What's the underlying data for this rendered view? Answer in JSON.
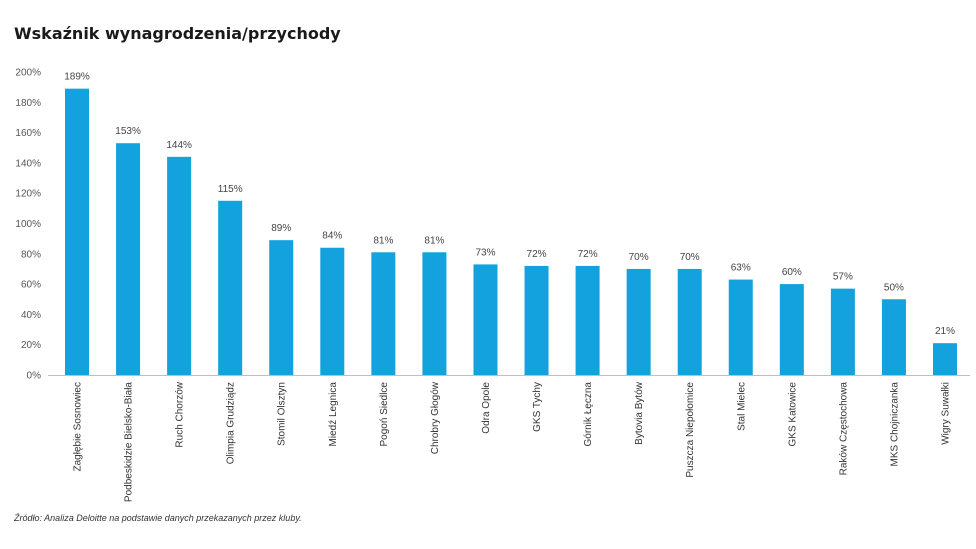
{
  "chart_data": {
    "type": "bar",
    "title": "Wskaźnik wynagrodzenia/przychody",
    "xlabel": "",
    "ylabel": "",
    "ylim": [
      0,
      200
    ],
    "yticks": [
      "0%",
      "20%",
      "40%",
      "60%",
      "80%",
      "100%",
      "120%",
      "140%",
      "160%",
      "180%",
      "200%"
    ],
    "grid": false,
    "bar_color": "#13a2dd",
    "categories": [
      "Zagłębie Sosnowiec",
      "Podbeskidzie Bielsko-Biała",
      "Ruch Chorzów",
      "Olimpia Grudziądz",
      "Stomil Olsztyn",
      "Miedź Legnica",
      "Pogoń Siedlce",
      "Chrobry Głogów",
      "Odra Opole",
      "GKS Tychy",
      "Górnik Łęczna",
      "Bytovia Bytów",
      "Puszcza Niepołomice",
      "Stal Mielec",
      "GKS Katowice",
      "Raków Częstochowa",
      "MKS Chojniczanka",
      "Wigry Suwałki"
    ],
    "values": [
      189,
      153,
      144,
      115,
      89,
      84,
      81,
      81,
      73,
      72,
      72,
      70,
      70,
      63,
      60,
      57,
      50,
      21
    ],
    "value_labels": [
      "189%",
      "153%",
      "144%",
      "115%",
      "89%",
      "84%",
      "81%",
      "81%",
      "73%",
      "72%",
      "72%",
      "70%",
      "70%",
      "63%",
      "60%",
      "57%",
      "50%",
      "21%"
    ]
  },
  "source": "Źródło: Analiza Deloitte na podstawie danych przekazanych przez kluby."
}
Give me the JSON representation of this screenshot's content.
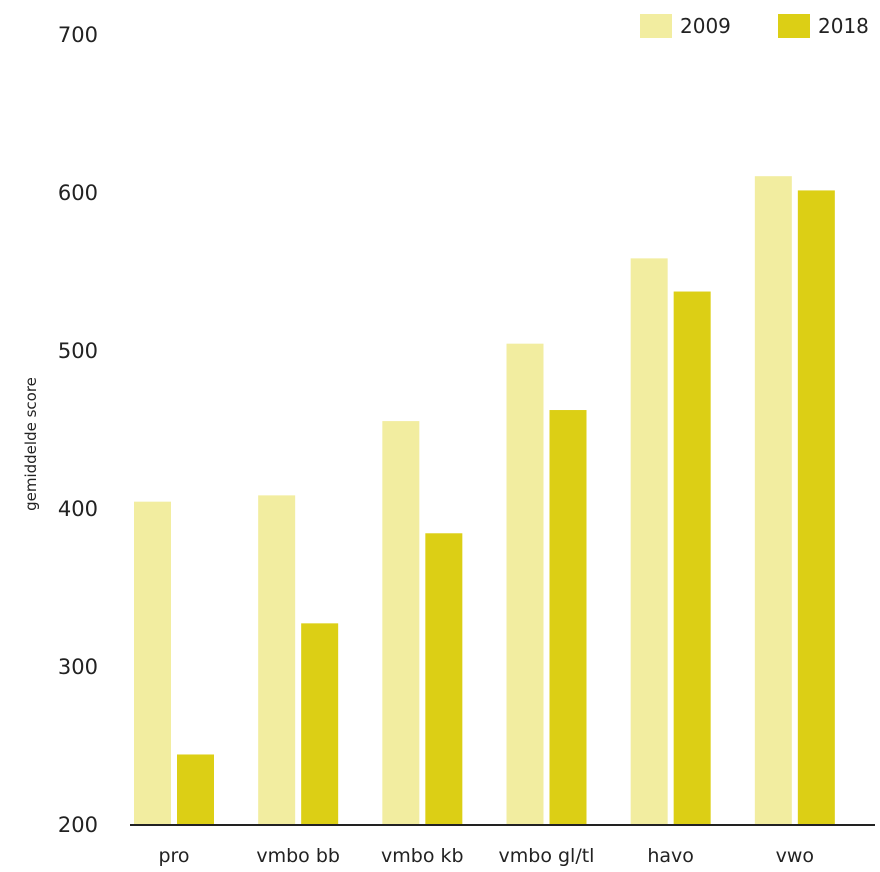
{
  "chart_data": {
    "type": "bar",
    "ylabel": "gemiddelde score",
    "ylim": [
      200,
      700
    ],
    "yticks": [
      200,
      300,
      400,
      500,
      600,
      700
    ],
    "categories": [
      "pro",
      "vmbo bb",
      "vmbo kb",
      "vmbo gl/tl",
      "havo",
      "vwo"
    ],
    "series": [
      {
        "name": "2009",
        "color": "#f2eda0",
        "values": [
          404,
          408,
          455,
          504,
          558,
          610
        ]
      },
      {
        "name": "2018",
        "color": "#dccf15",
        "values": [
          244,
          327,
          384,
          462,
          537,
          601
        ]
      }
    ],
    "legend_position": "top-right",
    "grid": false
  }
}
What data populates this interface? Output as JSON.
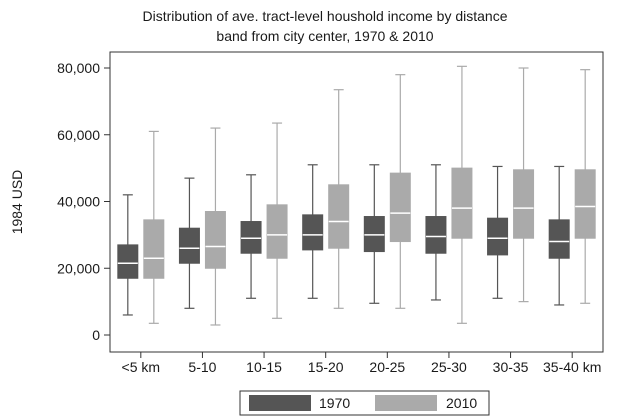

# # #

Pull out all lines in the data above that include "What".

*ANSWER IN FULL*.
What's the underlying data for this rendered view? Answer in JSON.
What data populates this interface? Output as JSON.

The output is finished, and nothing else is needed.